Provided information:
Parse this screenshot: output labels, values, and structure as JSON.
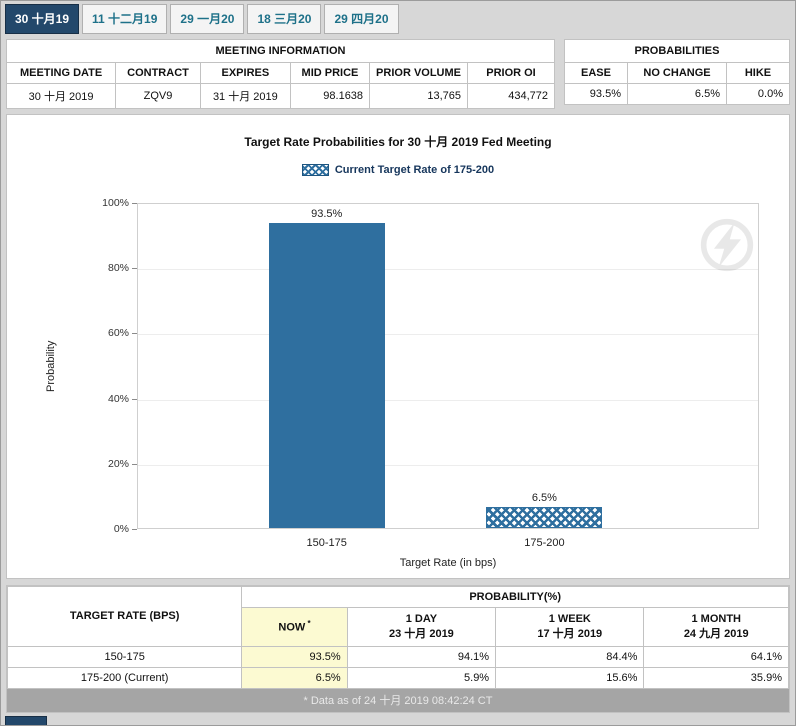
{
  "colors": {
    "tab_active_bg": "#23486b",
    "tab_text": "#1e7189",
    "now_highlight": "#fcfad2",
    "footer_bg": "#a5a5a5"
  },
  "tabs": {
    "items": [
      {
        "label": "30 十月19",
        "active": true
      },
      {
        "label": "11 十二月19",
        "active": false
      },
      {
        "label": "29 一月20",
        "active": false
      },
      {
        "label": "18 三月20",
        "active": false
      },
      {
        "label": "29 四月20",
        "active": false
      }
    ]
  },
  "meeting_info": {
    "title": "MEETING INFORMATION",
    "headers": [
      "MEETING DATE",
      "CONTRACT",
      "EXPIRES",
      "MID PRICE",
      "PRIOR VOLUME",
      "PRIOR OI"
    ],
    "row": [
      "30 十月 2019",
      "ZQV9",
      "31 十月 2019",
      "98.1638",
      "13,765",
      "434,772"
    ]
  },
  "probabilities_summary": {
    "title": "PROBABILITIES",
    "headers": [
      "EASE",
      "NO CHANGE",
      "HIKE"
    ],
    "row": [
      "93.5%",
      "6.5%",
      "0.0%"
    ]
  },
  "chart_data": {
    "type": "bar",
    "title": "Target Rate Probabilities for 30 十月 2019 Fed Meeting",
    "legend": "Current Target Rate of 175-200",
    "categories": [
      "150-175",
      "175-200"
    ],
    "values": [
      93.5,
      6.5
    ],
    "value_labels": [
      "93.5%",
      "6.5%"
    ],
    "bar_styles": [
      "solid",
      "crosshatch"
    ],
    "bar_color": "#2f6f9f",
    "xlabel": "Target Rate (in bps)",
    "ylabel": "Probability",
    "ylim": [
      0,
      100
    ],
    "ytick_labels": [
      "0%",
      "20%",
      "40%",
      "60%",
      "80%",
      "100%"
    ],
    "grid": "horizontal",
    "legend_position": "top-center"
  },
  "history_table": {
    "col1_header": "TARGET RATE (BPS)",
    "group_header": "PROBABILITY(%)",
    "sub_headers": [
      {
        "line1": "NOW",
        "sup": "*",
        "line2": ""
      },
      {
        "line1": "1 DAY",
        "sup": "",
        "line2": "23 十月 2019"
      },
      {
        "line1": "1 WEEK",
        "sup": "",
        "line2": "17 十月 2019"
      },
      {
        "line1": "1 MONTH",
        "sup": "",
        "line2": "24 九月 2019"
      }
    ],
    "rows": [
      {
        "label": "150-175",
        "values": [
          "93.5%",
          "94.1%",
          "84.4%",
          "64.1%"
        ]
      },
      {
        "label": "175-200 (Current)",
        "values": [
          "6.5%",
          "5.9%",
          "15.6%",
          "35.9%"
        ]
      }
    ]
  },
  "footer": {
    "note": "* Data as of 24 十月 2019 08:42:24 CT"
  }
}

Task instructions:
Go through the data above and transcribe it in full, omitting any image.

Finished answer:
Parse this screenshot: output labels, values, and structure as JSON.
{
  "colors": {
    "tab_active_bg": "#23486b",
    "tab_text": "#1e7189",
    "now_highlight": "#fcfad2",
    "footer_bg": "#a5a5a5"
  },
  "tabs": {
    "items": [
      {
        "label": "30 十月19",
        "active": true
      },
      {
        "label": "11 十二月19",
        "active": false
      },
      {
        "label": "29 一月20",
        "active": false
      },
      {
        "label": "18 三月20",
        "active": false
      },
      {
        "label": "29 四月20",
        "active": false
      }
    ]
  },
  "meeting_info": {
    "title": "MEETING INFORMATION",
    "headers": [
      "MEETING DATE",
      "CONTRACT",
      "EXPIRES",
      "MID PRICE",
      "PRIOR VOLUME",
      "PRIOR OI"
    ],
    "row": [
      "30 十月 2019",
      "ZQV9",
      "31 十月 2019",
      "98.1638",
      "13,765",
      "434,772"
    ]
  },
  "probabilities_summary": {
    "title": "PROBABILITIES",
    "headers": [
      "EASE",
      "NO CHANGE",
      "HIKE"
    ],
    "row": [
      "93.5%",
      "6.5%",
      "0.0%"
    ]
  },
  "chart_data": {
    "type": "bar",
    "title": "Target Rate Probabilities for 30 十月 2019 Fed Meeting",
    "legend": "Current Target Rate of 175-200",
    "categories": [
      "150-175",
      "175-200"
    ],
    "values": [
      93.5,
      6.5
    ],
    "value_labels": [
      "93.5%",
      "6.5%"
    ],
    "bar_styles": [
      "solid",
      "crosshatch"
    ],
    "bar_color": "#2f6f9f",
    "xlabel": "Target Rate (in bps)",
    "ylabel": "Probability",
    "ylim": [
      0,
      100
    ],
    "ytick_labels": [
      "0%",
      "20%",
      "40%",
      "60%",
      "80%",
      "100%"
    ],
    "grid": "horizontal",
    "legend_position": "top-center"
  },
  "history_table": {
    "col1_header": "TARGET RATE (BPS)",
    "group_header": "PROBABILITY(%)",
    "sub_headers": [
      {
        "line1": "NOW",
        "sup": "*",
        "line2": ""
      },
      {
        "line1": "1 DAY",
        "sup": "",
        "line2": "23 十月 2019"
      },
      {
        "line1": "1 WEEK",
        "sup": "",
        "line2": "17 十月 2019"
      },
      {
        "line1": "1 MONTH",
        "sup": "",
        "line2": "24 九月 2019"
      }
    ],
    "rows": [
      {
        "label": "150-175",
        "values": [
          "93.5%",
          "94.1%",
          "84.4%",
          "64.1%"
        ]
      },
      {
        "label": "175-200 (Current)",
        "values": [
          "6.5%",
          "5.9%",
          "15.6%",
          "35.9%"
        ]
      }
    ]
  },
  "footer": {
    "note": "* Data as of 24 十月 2019 08:42:24 CT"
  }
}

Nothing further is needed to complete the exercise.